* _WHAT YOU WILL DO_
Copy out, word for word, the part of the material that opens with its first line and closes with the line containing "bar-revenue-actual [118,150,152,367]", including both of those lines.

* _DATA LISTING_

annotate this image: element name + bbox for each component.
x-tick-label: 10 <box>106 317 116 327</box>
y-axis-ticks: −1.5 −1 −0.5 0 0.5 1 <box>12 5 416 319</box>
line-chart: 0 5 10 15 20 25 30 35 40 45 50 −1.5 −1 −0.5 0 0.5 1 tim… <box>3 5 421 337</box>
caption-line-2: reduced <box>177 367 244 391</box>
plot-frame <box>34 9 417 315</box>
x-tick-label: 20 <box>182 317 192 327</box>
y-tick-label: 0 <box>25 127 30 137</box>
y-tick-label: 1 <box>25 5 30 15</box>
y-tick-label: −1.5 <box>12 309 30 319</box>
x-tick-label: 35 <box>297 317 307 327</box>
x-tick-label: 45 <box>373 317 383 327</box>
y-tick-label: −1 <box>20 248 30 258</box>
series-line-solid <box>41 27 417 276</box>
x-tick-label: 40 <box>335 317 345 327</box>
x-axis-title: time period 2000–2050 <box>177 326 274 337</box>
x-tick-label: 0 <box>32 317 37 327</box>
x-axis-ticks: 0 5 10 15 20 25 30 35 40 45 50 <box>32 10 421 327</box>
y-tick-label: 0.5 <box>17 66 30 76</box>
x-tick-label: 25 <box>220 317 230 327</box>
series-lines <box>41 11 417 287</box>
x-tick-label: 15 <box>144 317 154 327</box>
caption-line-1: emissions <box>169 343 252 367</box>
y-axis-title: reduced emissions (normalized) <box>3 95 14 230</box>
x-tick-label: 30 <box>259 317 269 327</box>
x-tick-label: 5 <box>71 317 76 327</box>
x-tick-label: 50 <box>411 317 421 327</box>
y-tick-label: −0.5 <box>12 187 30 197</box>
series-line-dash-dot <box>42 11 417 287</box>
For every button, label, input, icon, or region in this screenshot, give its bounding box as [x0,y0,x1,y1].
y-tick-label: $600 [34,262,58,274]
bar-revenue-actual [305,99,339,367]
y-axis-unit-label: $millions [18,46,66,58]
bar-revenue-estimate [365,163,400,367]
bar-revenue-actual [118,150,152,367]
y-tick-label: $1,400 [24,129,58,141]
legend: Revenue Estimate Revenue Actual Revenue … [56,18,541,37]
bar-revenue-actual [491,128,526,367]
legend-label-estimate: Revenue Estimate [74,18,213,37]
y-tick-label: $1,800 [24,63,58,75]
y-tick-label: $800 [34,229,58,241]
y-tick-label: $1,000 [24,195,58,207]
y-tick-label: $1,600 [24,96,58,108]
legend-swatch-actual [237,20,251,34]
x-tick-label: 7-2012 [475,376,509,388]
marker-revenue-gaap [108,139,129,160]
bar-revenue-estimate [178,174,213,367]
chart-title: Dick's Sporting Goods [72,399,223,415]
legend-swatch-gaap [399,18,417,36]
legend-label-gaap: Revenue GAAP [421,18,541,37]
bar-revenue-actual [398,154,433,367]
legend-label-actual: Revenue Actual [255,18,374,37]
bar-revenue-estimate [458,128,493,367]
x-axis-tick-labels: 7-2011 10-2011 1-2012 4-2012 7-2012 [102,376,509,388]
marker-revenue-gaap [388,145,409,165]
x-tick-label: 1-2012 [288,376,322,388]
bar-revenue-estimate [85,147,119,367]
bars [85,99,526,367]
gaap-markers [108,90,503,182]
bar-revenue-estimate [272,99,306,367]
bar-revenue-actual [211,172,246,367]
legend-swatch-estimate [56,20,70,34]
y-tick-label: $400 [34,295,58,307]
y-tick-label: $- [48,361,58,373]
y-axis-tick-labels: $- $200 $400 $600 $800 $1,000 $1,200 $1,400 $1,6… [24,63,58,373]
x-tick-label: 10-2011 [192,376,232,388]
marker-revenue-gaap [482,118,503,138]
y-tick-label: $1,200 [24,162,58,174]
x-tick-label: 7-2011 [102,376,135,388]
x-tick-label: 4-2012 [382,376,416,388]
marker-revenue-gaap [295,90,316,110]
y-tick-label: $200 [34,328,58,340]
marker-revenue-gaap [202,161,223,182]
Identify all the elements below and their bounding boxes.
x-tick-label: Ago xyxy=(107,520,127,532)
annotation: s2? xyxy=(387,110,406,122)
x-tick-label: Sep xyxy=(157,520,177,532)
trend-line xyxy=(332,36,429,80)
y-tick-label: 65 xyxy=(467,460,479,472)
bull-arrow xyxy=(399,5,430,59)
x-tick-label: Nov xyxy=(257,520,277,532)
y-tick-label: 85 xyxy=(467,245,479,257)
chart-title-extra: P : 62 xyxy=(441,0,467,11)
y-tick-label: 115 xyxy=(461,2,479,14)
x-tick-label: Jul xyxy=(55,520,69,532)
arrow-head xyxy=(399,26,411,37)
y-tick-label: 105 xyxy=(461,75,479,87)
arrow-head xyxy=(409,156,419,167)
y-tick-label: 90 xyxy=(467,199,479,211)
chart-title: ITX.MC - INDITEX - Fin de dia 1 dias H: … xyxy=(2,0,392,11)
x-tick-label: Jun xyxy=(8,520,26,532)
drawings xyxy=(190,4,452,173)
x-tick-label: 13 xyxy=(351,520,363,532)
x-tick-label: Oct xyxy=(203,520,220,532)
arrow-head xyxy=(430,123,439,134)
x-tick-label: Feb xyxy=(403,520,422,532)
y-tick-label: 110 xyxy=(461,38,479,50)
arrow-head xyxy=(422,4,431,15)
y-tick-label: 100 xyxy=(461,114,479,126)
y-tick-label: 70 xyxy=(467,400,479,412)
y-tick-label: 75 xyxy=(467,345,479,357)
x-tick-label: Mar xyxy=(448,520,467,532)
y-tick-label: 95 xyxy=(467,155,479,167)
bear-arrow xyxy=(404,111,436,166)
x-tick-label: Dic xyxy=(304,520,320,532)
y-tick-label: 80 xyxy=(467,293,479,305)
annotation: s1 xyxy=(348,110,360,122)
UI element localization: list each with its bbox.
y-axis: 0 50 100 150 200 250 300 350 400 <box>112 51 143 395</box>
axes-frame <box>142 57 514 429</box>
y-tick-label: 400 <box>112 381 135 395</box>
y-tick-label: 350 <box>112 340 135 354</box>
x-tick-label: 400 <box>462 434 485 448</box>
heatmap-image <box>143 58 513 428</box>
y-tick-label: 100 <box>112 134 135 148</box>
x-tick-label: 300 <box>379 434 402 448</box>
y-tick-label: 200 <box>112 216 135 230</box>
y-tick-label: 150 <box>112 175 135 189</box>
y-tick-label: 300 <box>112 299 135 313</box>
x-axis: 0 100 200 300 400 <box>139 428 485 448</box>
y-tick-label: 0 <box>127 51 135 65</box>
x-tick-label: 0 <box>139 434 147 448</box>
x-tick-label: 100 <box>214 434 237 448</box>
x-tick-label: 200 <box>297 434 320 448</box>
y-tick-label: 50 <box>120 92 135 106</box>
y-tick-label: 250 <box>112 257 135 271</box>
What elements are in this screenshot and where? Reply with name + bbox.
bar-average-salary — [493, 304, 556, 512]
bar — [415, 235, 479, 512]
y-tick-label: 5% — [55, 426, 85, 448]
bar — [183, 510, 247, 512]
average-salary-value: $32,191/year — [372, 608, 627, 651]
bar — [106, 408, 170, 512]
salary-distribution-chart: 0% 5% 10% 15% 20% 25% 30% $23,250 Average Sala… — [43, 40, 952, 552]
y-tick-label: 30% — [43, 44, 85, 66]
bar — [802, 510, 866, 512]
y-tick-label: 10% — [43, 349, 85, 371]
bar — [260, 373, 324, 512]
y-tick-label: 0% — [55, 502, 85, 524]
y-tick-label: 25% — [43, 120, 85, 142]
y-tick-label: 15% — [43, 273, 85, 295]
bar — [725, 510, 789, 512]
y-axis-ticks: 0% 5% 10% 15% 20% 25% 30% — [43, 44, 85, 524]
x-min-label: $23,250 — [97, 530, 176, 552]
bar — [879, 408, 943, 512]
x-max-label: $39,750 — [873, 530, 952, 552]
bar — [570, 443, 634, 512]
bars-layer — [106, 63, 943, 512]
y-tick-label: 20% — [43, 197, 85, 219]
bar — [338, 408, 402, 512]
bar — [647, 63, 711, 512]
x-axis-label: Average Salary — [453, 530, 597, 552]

* _EXERCISE OUTPUT_
annotate this image: element name + bbox for each component.
x-tick-label: 10 <box>106 317 116 327</box>
y-axis-ticks: −1.5 −1 −0.5 0 0.5 1 <box>12 5 416 319</box>
line-chart: 0 5 10 15 20 25 30 35 40 45 50 −1.5 −1 −0.5 0 0.5 1 tim… <box>3 5 421 337</box>
caption-line-2: reduced <box>177 367 244 391</box>
plot-frame <box>34 9 417 315</box>
x-tick-label: 20 <box>182 317 192 327</box>
y-tick-label: 0 <box>25 127 30 137</box>
y-tick-label: 1 <box>25 5 30 15</box>
y-tick-label: −1.5 <box>12 309 30 319</box>
x-tick-label: 35 <box>297 317 307 327</box>
x-tick-label: 45 <box>373 317 383 327</box>
y-tick-label: −1 <box>20 248 30 258</box>
series-line-solid <box>41 27 417 276</box>
x-tick-label: 40 <box>335 317 345 327</box>
x-axis-title: time period 2000–2050 <box>177 326 274 337</box>
x-tick-label: 0 <box>32 317 37 327</box>
x-axis-ticks: 0 5 10 15 20 25 30 35 40 45 50 <box>32 10 421 327</box>
y-tick-label: 0.5 <box>17 66 30 76</box>
x-tick-label: 25 <box>220 317 230 327</box>
series-lines <box>41 11 417 287</box>
x-tick-label: 15 <box>144 317 154 327</box>
caption-line-1: emissions <box>169 343 252 367</box>
y-axis-title: reduced emissions (normalized) <box>3 95 14 230</box>
x-tick-label: 30 <box>259 317 269 327</box>
x-tick-label: 5 <box>71 317 76 327</box>
x-tick-label: 50 <box>411 317 421 327</box>
y-tick-label: −0.5 <box>12 187 30 197</box>
series-line-dash-dot <box>42 11 417 287</box>
For every button, label, input, icon, or region in this screenshot, give its bounding box as [x0,y0,x1,y1].
y-tick-label: $600 [34,262,58,274]
bar-revenue-actual [305,99,339,367]
y-axis-unit-label: $millions [18,46,66,58]
bar-revenue-estimate [365,163,400,367]
bar-revenue-actual [118,150,152,367]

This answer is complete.